- [The problem] Write out every entry word for word.

- [Provided records]
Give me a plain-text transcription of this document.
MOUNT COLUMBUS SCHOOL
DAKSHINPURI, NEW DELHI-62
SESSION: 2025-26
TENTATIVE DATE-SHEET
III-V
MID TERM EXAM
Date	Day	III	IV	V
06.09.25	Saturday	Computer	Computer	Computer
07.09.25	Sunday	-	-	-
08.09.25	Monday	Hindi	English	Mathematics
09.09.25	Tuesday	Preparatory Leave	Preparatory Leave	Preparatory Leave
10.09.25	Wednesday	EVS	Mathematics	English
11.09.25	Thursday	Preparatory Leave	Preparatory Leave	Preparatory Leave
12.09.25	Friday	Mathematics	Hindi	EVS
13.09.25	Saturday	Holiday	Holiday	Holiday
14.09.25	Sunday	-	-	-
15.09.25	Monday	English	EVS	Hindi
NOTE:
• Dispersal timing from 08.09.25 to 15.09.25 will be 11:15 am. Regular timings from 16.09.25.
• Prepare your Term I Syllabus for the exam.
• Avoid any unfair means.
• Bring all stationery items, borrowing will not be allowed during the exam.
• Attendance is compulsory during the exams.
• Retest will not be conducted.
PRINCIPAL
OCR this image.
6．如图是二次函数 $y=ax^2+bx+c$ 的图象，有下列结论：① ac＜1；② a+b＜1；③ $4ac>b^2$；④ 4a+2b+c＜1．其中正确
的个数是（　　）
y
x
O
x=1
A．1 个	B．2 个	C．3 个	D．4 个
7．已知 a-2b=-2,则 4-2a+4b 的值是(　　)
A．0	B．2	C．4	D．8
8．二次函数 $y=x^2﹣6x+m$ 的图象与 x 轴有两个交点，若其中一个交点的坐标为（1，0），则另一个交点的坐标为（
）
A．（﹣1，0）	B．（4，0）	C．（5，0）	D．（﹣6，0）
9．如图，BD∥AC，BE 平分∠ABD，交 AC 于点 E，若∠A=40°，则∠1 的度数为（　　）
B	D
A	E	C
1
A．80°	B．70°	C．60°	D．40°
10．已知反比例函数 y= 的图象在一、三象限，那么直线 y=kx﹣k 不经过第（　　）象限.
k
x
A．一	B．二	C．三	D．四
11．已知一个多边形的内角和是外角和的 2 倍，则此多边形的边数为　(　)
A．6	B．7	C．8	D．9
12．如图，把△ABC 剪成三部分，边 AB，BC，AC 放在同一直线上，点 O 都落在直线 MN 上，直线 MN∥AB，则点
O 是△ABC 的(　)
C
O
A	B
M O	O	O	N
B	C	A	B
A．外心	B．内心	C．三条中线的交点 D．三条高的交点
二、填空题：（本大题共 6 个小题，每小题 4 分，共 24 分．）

- [Response]
Give me a plain-text transcription of this document.
MOUNT COLUMBUS SCHOOL
DAKSHINPURI, NEW DELHI-62
SESSION: 2025-26
TENTATIVE DATE-SHEET
III-V
MID TERM EXAM
Date	Day	III	IV	V
06.09.25	Saturday	Computer	Computer	Computer
07.09.25	Sunday	-	-	-
08.09.25	Monday	Hindi	English	Mathematics
09.09.25	Tuesday	Preparatory Leave	Preparatory Leave	Preparatory Leave
10.09.25	Wednesday	EVS	Mathematics	English
11.09.25	Thursday	Preparatory Leave	Preparatory Leave	Preparatory Leave
12.09.25	Friday	Mathematics	Hindi	EVS
13.09.25	Saturday	Holiday	Holiday	Holiday
14.09.25	Sunday	-	-	-
15.09.25	Monday	English	EVS	Hindi
NOTE:
• Dispersal timing from 08.09.25 to 15.09.25 will be 11:15 am. Regular timings from 16.09.25.
• Prepare your Term I Syllabus for the exam.
• Avoid any unfair means.
• Bring all stationery items, borrowing will not be allowed during the exam.
• Attendance is compulsory during the exams.
• Retest will not be conducted.
PRINCIPAL
OCR this image.
6．如图是二次函数 $y=ax^2+bx+c$ 的图象，有下列结论：① ac＜1；② a+b＜1；③ $4ac>b^2$；④ 4a+2b+c＜1．其中正确
的个数是（　　）
y
x
O
x=1
A．1 个	B．2 个	C．3 个	D．4 个
7．已知 a-2b=-2,则 4-2a+4b 的值是(　　)
A．0	B．2	C．4	D．8
8．二次函数 $y=x^2﹣6x+m$ 的图象与 x 轴有两个交点，若其中一个交点的坐标为（1，0），则另一个交点的坐标为（
）
A．（﹣1，0）	B．（4，0）	C．（5，0）	D．（﹣6，0）
9．如图，BD∥AC，BE 平分∠ABD，交 AC 于点 E，若∠A=40°，则∠1 的度数为（　　）
B	D
A	E	C
1
A．80°	B．70°	C．60°	D．40°
10．已知反比例函数 y= 的图象在一、三象限，那么直线 y=kx﹣k 不经过第（　　）象限.
k
x
A．一	B．二	C．三	D．四
11．已知一个多边形的内角和是外角和的 2 倍，则此多边形的边数为　(　)
A．6	B．7	C．8	D．9
12．如图，把△ABC 剪成三部分，边 AB，BC，AC 放在同一直线上，点 O 都落在直线 MN 上，直线 MN∥AB，则点
O 是△ABC 的(　)
C
O
A	B
M O	O	O	N
B	C	A	B
A．外心	B．内心	C．三条中线的交点 D．三条高的交点
二、填空题：（本大题共 6 个小题，每小题 4 分，共 24 分．）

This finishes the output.